[Required work] Pick out each line containing the string "JSON" and copy it.

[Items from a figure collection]
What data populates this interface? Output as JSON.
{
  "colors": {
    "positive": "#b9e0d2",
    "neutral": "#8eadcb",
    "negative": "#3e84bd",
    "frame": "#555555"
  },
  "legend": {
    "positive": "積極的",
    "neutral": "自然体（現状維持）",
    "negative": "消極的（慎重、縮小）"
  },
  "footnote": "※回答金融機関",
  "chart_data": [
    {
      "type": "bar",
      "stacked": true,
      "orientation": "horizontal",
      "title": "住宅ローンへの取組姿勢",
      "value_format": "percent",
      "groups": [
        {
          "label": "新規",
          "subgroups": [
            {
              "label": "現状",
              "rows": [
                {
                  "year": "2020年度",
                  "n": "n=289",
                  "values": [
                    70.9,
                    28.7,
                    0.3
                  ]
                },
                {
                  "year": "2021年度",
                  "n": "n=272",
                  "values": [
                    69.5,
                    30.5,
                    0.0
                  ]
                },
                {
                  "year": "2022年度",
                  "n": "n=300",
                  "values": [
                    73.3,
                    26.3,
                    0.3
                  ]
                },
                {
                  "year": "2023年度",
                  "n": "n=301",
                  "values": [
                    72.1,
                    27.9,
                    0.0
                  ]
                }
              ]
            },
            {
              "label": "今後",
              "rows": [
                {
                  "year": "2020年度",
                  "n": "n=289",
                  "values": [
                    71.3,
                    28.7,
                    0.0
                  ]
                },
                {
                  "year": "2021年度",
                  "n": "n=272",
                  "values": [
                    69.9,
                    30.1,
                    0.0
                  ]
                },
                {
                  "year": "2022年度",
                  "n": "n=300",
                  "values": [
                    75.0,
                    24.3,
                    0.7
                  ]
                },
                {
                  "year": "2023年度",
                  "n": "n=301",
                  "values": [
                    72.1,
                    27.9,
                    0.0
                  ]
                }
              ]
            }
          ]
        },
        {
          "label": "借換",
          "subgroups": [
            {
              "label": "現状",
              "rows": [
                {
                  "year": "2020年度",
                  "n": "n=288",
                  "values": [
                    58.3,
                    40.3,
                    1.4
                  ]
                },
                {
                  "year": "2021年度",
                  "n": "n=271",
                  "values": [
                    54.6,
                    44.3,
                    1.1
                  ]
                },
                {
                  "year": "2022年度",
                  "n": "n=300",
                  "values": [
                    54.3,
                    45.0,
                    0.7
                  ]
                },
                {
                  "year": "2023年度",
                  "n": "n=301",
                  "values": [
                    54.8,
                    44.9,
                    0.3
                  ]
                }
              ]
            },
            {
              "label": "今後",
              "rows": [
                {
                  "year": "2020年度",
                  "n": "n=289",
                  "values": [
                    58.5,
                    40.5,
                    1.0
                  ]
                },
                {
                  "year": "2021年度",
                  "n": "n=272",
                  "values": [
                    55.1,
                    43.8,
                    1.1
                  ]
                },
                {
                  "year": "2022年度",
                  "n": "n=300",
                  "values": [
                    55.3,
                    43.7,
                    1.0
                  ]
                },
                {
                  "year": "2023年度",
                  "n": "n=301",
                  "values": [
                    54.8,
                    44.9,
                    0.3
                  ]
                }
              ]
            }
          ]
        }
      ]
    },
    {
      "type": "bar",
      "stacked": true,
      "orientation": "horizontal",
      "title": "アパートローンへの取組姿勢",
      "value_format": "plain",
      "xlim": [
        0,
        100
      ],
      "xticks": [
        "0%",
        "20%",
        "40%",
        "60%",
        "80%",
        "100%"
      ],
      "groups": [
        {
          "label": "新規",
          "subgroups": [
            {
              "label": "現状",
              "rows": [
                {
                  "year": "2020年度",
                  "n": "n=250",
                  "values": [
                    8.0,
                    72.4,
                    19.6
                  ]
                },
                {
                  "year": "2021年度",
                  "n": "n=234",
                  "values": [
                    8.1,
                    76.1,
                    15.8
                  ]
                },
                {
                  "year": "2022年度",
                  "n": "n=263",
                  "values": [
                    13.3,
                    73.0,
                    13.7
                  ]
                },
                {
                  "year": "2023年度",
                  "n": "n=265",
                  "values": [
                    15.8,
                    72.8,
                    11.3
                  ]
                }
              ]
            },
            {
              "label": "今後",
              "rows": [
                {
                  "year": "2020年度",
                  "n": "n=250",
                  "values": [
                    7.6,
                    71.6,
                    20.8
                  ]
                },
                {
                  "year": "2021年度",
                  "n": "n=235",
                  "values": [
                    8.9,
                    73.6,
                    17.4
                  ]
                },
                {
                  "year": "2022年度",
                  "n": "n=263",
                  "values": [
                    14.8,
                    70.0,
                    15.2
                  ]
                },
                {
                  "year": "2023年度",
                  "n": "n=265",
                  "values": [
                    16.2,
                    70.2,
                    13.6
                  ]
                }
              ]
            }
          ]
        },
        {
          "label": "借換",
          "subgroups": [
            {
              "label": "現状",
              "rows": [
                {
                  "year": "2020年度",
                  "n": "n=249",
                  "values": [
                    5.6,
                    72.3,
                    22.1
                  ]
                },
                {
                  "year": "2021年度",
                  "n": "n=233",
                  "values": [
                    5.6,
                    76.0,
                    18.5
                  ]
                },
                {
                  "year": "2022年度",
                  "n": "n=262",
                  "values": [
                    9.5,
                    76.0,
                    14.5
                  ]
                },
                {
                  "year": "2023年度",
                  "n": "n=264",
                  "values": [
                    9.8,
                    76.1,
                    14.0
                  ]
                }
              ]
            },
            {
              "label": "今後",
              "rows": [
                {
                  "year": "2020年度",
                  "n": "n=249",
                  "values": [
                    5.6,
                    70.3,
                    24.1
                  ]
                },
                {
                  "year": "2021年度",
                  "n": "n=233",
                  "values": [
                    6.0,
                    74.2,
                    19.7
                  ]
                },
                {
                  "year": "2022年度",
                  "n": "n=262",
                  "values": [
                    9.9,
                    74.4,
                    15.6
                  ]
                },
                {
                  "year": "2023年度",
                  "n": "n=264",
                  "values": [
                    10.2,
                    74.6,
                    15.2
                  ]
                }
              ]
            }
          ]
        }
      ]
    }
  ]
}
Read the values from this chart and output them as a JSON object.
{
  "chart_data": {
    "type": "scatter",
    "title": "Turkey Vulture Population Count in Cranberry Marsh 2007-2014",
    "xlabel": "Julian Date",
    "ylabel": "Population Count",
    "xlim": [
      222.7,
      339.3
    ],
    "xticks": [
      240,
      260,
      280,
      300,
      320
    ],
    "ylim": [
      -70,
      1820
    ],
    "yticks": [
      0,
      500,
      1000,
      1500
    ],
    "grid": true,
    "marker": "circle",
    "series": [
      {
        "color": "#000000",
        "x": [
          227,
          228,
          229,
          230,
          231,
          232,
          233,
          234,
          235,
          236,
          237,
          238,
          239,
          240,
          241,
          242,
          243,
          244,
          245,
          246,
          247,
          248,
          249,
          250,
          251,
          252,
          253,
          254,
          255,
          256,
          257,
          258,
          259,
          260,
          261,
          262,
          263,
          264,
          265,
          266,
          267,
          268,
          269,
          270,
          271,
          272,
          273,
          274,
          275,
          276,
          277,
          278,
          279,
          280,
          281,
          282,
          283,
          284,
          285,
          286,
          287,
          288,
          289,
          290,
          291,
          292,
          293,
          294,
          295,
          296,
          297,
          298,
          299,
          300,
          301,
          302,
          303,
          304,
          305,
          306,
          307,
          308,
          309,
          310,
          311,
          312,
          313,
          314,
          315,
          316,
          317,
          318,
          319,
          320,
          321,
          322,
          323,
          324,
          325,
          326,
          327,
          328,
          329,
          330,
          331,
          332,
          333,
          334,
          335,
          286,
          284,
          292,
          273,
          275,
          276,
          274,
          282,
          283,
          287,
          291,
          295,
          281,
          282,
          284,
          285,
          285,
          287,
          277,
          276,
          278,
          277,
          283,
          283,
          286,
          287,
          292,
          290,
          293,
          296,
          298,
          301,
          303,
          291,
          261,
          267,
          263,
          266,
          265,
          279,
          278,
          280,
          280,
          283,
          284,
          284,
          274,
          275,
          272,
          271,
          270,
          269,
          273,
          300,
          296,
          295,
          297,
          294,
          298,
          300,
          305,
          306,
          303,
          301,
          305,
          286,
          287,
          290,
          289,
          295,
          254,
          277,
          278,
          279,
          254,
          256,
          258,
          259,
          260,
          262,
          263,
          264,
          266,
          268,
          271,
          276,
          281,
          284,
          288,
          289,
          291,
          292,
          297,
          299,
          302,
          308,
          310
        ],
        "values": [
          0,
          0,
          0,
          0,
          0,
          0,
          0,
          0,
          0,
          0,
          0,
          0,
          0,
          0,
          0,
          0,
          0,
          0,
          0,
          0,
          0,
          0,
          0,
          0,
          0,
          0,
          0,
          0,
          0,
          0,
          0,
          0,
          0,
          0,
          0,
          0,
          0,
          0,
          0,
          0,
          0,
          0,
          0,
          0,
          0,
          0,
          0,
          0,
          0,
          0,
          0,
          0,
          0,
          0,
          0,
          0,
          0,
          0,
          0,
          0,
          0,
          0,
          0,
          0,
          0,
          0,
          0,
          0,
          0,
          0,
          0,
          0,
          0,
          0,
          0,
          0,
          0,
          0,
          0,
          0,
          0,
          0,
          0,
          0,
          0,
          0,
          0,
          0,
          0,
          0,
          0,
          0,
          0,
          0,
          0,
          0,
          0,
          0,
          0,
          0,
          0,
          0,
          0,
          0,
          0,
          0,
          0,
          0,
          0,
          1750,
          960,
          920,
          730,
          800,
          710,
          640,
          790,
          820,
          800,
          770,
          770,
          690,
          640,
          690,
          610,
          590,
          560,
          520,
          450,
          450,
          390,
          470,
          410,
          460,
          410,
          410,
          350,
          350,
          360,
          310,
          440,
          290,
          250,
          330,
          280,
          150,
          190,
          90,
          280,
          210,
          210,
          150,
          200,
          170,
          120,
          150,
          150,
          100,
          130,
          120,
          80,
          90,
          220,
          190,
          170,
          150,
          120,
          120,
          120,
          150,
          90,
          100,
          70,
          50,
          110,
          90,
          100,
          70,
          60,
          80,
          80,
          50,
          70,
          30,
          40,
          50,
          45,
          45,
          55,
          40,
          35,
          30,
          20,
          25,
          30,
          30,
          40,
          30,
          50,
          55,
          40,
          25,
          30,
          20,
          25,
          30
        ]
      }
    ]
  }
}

[Final result]
What data populates this interface? Output as JSON.
Read the values from this chart and output them as a JSON object.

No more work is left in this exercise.